Saved entries:

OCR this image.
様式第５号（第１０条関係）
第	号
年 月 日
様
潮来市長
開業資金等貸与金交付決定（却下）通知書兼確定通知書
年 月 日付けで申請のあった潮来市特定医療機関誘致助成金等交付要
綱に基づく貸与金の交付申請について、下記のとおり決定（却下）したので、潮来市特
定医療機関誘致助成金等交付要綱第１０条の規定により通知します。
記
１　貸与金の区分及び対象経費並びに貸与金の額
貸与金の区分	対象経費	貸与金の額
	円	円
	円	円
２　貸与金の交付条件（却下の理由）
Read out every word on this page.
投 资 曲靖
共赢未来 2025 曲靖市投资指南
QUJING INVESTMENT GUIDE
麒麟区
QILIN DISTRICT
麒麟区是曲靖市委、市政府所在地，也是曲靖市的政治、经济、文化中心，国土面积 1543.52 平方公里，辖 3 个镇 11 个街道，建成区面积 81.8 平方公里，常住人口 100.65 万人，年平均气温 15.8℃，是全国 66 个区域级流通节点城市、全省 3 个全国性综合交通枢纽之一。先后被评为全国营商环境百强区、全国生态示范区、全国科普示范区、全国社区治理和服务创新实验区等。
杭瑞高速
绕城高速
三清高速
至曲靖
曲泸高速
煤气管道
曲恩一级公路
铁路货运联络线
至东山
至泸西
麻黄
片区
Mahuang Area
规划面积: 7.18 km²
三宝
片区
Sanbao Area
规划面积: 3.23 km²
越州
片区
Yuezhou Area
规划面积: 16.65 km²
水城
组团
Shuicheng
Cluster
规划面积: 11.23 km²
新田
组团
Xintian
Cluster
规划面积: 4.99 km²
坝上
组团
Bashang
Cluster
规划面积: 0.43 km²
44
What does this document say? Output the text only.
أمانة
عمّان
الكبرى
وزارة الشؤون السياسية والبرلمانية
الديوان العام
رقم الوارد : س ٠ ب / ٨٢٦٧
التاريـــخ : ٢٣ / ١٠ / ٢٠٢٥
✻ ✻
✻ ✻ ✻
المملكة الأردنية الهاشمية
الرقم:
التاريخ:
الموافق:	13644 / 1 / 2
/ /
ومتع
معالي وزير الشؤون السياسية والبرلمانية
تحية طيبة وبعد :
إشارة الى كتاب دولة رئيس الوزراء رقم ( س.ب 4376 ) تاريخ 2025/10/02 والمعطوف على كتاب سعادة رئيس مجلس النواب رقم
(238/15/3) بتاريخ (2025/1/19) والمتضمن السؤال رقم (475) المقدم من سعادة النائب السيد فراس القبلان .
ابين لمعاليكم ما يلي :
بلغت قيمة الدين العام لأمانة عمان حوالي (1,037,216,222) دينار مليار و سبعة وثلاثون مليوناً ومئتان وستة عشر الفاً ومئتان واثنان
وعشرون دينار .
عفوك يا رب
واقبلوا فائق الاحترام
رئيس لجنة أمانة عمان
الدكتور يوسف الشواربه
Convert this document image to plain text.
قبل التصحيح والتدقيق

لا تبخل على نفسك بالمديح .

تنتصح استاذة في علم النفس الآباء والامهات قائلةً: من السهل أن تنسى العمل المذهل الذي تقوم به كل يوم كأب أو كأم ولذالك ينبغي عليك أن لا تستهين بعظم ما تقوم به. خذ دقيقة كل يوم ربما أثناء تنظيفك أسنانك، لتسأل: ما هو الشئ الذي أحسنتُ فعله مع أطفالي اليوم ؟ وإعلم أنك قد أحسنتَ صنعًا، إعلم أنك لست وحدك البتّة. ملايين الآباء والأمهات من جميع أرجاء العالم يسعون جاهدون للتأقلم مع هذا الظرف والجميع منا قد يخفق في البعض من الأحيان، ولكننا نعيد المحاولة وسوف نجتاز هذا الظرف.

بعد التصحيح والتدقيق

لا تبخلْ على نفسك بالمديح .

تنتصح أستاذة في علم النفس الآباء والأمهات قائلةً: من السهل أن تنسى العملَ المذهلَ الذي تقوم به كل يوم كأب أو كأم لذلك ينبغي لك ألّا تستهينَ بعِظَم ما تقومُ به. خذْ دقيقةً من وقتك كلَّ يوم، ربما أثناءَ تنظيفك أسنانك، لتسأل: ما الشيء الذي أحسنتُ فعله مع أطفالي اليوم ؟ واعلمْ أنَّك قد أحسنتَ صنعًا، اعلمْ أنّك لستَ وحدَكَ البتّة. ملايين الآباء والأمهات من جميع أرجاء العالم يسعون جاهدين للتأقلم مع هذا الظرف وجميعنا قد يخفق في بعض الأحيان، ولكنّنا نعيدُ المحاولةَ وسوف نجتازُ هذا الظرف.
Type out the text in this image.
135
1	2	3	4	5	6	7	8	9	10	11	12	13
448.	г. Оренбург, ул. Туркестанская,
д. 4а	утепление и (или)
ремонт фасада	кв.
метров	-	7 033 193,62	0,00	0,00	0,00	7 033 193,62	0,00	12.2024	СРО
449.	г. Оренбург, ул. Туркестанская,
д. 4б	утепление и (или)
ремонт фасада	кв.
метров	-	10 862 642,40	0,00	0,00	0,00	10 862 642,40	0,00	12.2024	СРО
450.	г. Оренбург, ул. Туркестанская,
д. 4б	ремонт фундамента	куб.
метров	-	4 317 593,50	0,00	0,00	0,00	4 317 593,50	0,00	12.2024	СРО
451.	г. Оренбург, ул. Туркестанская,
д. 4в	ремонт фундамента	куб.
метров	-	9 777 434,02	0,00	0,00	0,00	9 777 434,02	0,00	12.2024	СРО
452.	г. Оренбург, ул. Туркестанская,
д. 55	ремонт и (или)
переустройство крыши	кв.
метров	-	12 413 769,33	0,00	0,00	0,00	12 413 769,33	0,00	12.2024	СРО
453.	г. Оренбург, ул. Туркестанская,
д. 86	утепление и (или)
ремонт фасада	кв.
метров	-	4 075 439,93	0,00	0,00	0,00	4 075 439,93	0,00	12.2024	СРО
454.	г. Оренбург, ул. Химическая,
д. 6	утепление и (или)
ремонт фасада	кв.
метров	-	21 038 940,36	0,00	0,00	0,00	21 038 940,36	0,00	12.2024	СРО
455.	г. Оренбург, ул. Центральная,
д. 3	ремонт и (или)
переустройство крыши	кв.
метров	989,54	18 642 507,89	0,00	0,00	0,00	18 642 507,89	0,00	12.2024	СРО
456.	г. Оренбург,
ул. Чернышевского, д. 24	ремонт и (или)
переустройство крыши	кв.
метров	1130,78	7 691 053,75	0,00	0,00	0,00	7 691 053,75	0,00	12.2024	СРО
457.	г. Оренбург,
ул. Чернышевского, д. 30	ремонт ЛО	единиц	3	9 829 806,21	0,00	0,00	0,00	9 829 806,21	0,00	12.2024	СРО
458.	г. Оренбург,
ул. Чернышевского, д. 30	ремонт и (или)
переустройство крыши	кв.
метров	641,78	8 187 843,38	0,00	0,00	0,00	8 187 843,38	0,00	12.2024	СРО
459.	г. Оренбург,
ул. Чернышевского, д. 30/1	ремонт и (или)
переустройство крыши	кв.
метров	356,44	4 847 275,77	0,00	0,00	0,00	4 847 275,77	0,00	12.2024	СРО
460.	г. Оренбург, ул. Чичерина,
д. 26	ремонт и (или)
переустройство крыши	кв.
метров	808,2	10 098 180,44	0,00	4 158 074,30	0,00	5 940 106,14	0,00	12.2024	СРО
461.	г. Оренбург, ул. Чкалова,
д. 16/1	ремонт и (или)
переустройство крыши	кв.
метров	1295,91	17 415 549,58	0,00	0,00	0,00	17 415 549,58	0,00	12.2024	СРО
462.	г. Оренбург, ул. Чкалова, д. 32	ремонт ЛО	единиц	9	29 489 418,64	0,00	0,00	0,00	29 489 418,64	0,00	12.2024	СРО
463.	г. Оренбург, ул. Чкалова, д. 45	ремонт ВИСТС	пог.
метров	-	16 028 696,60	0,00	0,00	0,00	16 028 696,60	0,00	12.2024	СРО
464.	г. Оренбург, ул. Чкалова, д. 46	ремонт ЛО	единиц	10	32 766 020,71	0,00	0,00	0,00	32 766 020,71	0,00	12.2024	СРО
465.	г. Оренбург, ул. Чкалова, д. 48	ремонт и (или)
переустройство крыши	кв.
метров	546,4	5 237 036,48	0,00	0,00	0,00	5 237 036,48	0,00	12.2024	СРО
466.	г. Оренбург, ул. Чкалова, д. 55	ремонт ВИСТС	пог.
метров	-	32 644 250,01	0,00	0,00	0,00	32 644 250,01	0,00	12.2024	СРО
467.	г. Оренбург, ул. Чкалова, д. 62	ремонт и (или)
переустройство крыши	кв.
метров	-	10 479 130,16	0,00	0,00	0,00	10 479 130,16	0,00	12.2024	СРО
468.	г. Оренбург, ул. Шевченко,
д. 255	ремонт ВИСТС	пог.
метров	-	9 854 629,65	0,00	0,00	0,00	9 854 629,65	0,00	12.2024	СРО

■ TASK OBJECTIVE
Write out every line of the entries that holds the word "أسنانك".

■ WRITTEN RESPONSE
تنتصح استاذة في علم النفس الآباء والامهات قائلةً: من السهل أن تنسى العمل المذهل الذي تقوم به كل يوم كأب أو كأم ولذالك ينبغي عليك أن لا تستهين بعظم ما تقوم به. خذ دقيقة كل يوم ربما أثناء تنظيفك أسنانك، لتسأل: ما هو الشئ الذي أحسنتُ فعله مع أطفالي اليوم ؟ وإعلم أنك قد أحسنتَ صنعًا، إعلم أنك لست وحدك البتّة. ملايين الآباء والأمهات من جميع أرجاء العالم يسعون جاهدون للتأقلم مع هذا الظرف والجميع منا قد يخفق في البعض من الأحيان، ولكننا نعيد المحاولة وسوف نجتاز هذا الظرف.
تنتصح أستاذة في علم النفس الآباء والأمهات قائلةً: من السهل أن تنسى العملَ المذهلَ الذي تقوم به كل يوم كأب أو كأم لذلك ينبغي لك ألّا تستهينَ بعِظَم ما تقومُ به. خذْ دقيقةً من وقتك كلَّ يوم، ربما أثناءَ تنظيفك أسنانك، لتسأل: ما الشيء الذي أحسنتُ فعله مع أطفالي اليوم ؟ واعلمْ أنَّك قد أحسنتَ صنعًا، اعلمْ أنّك لستَ وحدَكَ البتّة. ملايين الآباء والأمهات من جميع أرجاء العالم يسعون جاهدين للتأقلم مع هذا الظرف وجميعنا قد يخفق في بعض الأحيان، ولكنّنا نعيدُ المحاولةَ وسوف نجتازُ هذا الظرف.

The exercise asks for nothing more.